Description of the task: Make an exact copy of the lines below.

Dataset entries
--------------------

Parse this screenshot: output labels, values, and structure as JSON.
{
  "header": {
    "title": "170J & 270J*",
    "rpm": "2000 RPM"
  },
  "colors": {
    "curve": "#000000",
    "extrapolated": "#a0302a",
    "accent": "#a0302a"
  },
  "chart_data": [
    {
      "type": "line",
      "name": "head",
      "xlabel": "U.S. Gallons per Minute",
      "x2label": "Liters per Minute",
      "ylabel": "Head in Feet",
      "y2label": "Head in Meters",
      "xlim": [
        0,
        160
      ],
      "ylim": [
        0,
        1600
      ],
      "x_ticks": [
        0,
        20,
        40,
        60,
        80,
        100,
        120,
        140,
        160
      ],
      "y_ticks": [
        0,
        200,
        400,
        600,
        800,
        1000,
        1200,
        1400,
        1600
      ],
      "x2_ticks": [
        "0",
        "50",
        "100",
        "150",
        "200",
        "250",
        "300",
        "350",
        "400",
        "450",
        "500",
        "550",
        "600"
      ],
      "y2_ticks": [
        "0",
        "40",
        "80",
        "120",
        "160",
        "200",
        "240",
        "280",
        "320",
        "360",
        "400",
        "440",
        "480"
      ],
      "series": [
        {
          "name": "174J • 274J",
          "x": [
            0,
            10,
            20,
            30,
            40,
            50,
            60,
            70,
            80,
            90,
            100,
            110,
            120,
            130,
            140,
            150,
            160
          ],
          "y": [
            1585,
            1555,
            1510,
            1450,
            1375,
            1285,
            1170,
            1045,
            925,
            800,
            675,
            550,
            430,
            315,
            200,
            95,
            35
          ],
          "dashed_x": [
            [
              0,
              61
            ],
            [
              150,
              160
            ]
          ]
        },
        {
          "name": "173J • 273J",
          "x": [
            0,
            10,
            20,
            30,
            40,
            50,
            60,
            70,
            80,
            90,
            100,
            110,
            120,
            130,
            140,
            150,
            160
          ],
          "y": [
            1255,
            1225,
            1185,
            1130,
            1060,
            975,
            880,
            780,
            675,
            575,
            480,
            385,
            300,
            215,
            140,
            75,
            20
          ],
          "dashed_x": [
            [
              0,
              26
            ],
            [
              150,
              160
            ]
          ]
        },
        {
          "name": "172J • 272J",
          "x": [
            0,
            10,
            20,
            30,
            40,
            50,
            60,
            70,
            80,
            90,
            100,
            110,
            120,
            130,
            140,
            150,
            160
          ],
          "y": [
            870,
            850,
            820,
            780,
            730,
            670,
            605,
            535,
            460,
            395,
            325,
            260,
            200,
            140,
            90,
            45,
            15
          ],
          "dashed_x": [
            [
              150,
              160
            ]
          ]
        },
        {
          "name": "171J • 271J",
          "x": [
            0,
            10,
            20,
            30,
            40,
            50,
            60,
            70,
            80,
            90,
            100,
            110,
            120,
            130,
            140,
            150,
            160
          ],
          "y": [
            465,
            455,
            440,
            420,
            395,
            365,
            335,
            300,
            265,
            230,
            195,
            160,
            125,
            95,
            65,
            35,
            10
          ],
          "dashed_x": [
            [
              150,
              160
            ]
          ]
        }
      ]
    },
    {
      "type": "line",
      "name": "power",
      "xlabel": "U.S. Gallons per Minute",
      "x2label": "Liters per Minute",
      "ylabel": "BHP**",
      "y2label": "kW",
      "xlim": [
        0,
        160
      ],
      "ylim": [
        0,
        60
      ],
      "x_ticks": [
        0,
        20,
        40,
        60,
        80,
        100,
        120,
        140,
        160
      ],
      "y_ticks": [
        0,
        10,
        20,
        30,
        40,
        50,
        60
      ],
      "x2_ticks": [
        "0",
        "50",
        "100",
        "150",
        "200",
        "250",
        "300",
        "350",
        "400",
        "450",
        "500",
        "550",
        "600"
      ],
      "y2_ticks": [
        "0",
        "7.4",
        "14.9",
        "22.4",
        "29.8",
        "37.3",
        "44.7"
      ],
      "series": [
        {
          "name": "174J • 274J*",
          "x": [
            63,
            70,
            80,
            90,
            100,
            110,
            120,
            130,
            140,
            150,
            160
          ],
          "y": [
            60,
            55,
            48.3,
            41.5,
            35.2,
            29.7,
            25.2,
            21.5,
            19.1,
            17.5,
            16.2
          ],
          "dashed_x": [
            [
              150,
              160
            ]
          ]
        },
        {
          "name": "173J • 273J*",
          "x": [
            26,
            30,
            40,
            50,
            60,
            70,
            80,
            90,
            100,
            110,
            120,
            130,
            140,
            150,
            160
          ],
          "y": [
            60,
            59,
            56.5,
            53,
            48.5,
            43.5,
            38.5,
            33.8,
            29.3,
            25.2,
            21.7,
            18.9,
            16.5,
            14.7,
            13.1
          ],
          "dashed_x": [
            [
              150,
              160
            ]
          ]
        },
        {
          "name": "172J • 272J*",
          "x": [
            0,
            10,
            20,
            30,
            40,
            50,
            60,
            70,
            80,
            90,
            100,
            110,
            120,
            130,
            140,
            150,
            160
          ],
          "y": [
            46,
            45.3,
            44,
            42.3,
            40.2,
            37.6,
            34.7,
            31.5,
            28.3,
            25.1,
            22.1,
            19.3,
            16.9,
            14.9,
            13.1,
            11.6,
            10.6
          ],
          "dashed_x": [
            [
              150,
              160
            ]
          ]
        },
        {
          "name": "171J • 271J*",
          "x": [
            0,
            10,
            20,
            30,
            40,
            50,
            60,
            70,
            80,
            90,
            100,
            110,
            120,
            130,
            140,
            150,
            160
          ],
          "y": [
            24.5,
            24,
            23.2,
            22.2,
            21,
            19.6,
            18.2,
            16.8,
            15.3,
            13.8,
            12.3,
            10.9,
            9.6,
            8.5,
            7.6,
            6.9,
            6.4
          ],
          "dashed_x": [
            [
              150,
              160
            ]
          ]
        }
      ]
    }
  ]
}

--------------------

Completed exercise:
Parse this screenshot: output labels, values, and structure as JSON.
{
  "header": {
    "title": "170J & 270J*",
    "rpm": "2000 RPM"
  },
  "colors": {
    "curve": "#000000",
    "extrapolated": "#a0302a",
    "accent": "#a0302a"
  },
  "chart_data": [
    {
      "type": "line",
      "name": "head",
      "xlabel": "U.S. Gallons per Minute",
      "x2label": "Liters per Minute",
      "ylabel": "Head in Feet",
      "y2label": "Head in Meters",
      "xlim": [
        0,
        160
      ],
      "ylim": [
        0,
        1600
      ],
      "x_ticks": [
        0,
        20,
        40,
        60,
        80,
        100,
        120,
        140,
        160
      ],
      "y_ticks": [
        0,
        200,
        400,
        600,
        800,
        1000,
        1200,
        1400,
        1600
      ],
      "x2_ticks": [
        "0",
        "50",
        "100",
        "150",
        "200",
        "250",
        "300",
        "350",
        "400",
        "450",
        "500",
        "550",
        "600"
      ],
      "y2_ticks": [
        "0",
        "40",
        "80",
        "120",
        "160",
        "200",
        "240",
        "280",
        "320",
        "360",
        "400",
        "440",
        "480"
      ],
      "series": [
        {
          "name": "174J • 274J",
          "x": [
            0,
            10,
            20,
            30,
            40,
            50,
            60,
            70,
            80,
            90,
            100,
            110,
            120,
            130,
            140,
            150,
            160
          ],
          "y": [
            1585,
            1555,
            1510,
            1450,
            1375,
            1285,
            1170,
            1045,
            925,
            800,
            675,
            550,
            430,
            315,
            200,
            95,
            35
          ],
          "dashed_x": [
            [
              0,
              61
            ],
            [
              150,
              160
            ]
          ]
        },
        {
          "name": "173J • 273J",
          "x": [
            0,
            10,
            20,
            30,
            40,
            50,
            60,
            70,
            80,
            90,
            100,
            110,
            120,
            130,
            140,
            150,
            160
          ],
          "y": [
            1255,
            1225,
            1185,
            1130,
            1060,
            975,
            880,
            780,
            675,
            575,
            480,
            385,
            300,
            215,
            140,
            75,
            20
          ],
          "dashed_x": [
            [
              0,
              26
            ],
            [
              150,
              160
            ]
          ]
        },
        {
          "name": "172J • 272J",
          "x": [
            0,
            10,
            20,
            30,
            40,
            50,
            60,
            70,
            80,
            90,
            100,
            110,
            120,
            130,
            140,
            150,
            160
          ],
          "y": [
            870,
            850,
            820,
            780,
            730,
            670,
            605,
            535,
            460,
            395,
            325,
            260,
            200,
            140,
            90,
            45,
            15
          ],
          "dashed_x": [
            [
              150,
              160
            ]
          ]
        },
        {
          "name": "171J • 271J",
          "x": [
            0,
            10,
            20,
            30,
            40,
            50,
            60,
            70,
            80,
            90,
            100,
            110,
            120,
            130,
            140,
            150,
            160
          ],
          "y": [
            465,
            455,
            440,
            420,
            395,
            365,
            335,
            300,
            265,
            230,
            195,
            160,
            125,
            95,
            65,
            35,
            10
          ],
          "dashed_x": [
            [
              150,
              160
            ]
          ]
        }
      ]
    },
    {
      "type": "line",
      "name": "power",
      "xlabel": "U.S. Gallons per Minute",
      "x2label": "Liters per Minute",
      "ylabel": "BHP**",
      "y2label": "kW",
      "xlim": [
        0,
        160
      ],
      "ylim": [
        0,
        60
      ],
      "x_ticks": [
        0,
        20,
        40,
        60,
        80,
        100,
        120,
        140,
        160
      ],
      "y_ticks": [
        0,
        10,
        20,
        30,
        40,
        50,
        60
      ],
      "x2_ticks": [
        "0",
        "50",
        "100",
        "150",
        "200",
        "250",
        "300",
        "350",
        "400",
        "450",
        "500",
        "550",
        "600"
      ],
      "y2_ticks": [
        "0",
        "7.4",
        "14.9",
        "22.4",
        "29.8",
        "37.3",
        "44.7"
      ],
      "series": [
        {
          "name": "174J • 274J*",
          "x": [
            63,
            70,
            80,
            90,
            100,
            110,
            120,
            130,
            140,
            150,
            160
          ],
          "y": [
            60,
            55,
            48.3,
            41.5,
            35.2,
            29.7,
            25.2,
            21.5,
            19.1,
            17.5,
            16.2
          ],
          "dashed_x": [
            [
              150,
              160
            ]
          ]
        },
        {
          "name": "173J • 273J*",
          "x": [
            26,
            30,
            40,
            50,
            60,
            70,
            80,
            90,
            100,
            110,
            120,
            130,
            140,
            150,
            160
          ],
          "y": [
            60,
            59,
            56.5,
            53,
            48.5,
            43.5,
            38.5,
            33.8,
            29.3,
            25.2,
            21.7,
            18.9,
            16.5,
            14.7,
            13.1
          ],
          "dashed_x": [
            [
              150,
              160
            ]
          ]
        },
        {
          "name": "172J • 272J*",
          "x": [
            0,
            10,
            20,
            30,
            40,
            50,
            60,
            70,
            80,
            90,
            100,
            110,
            120,
            130,
            140,
            150,
            160
          ],
          "y": [
            46,
            45.3,
            44,
            42.3,
            40.2,
            37.6,
            34.7,
            31.5,
            28.3,
            25.1,
            22.1,
            19.3,
            16.9,
            14.9,
            13.1,
            11.6,
            10.6
          ],
          "dashed_x": [
            [
              150,
              160
            ]
          ]
        },
        {
          "name": "171J • 271J*",
          "x": [
            0,
            10,
            20,
            30,
            40,
            50,
            60,
            70,
            80,
            90,
            100,
            110,
            120,
            130,
            140,
            150,
            160
          ],
          "y": [
            24.5,
            24,
            23.2,
            22.2,
            21,
            19.6,
            18.2,
            16.8,
            15.3,
            13.8,
            12.3,
            10.9,
            9.6,
            8.5,
            7.6,
            6.9,
            6.4
          ],
          "dashed_x": [
            [
              150,
              160
            ]
          ]
        }
      ]
    }
  ]
}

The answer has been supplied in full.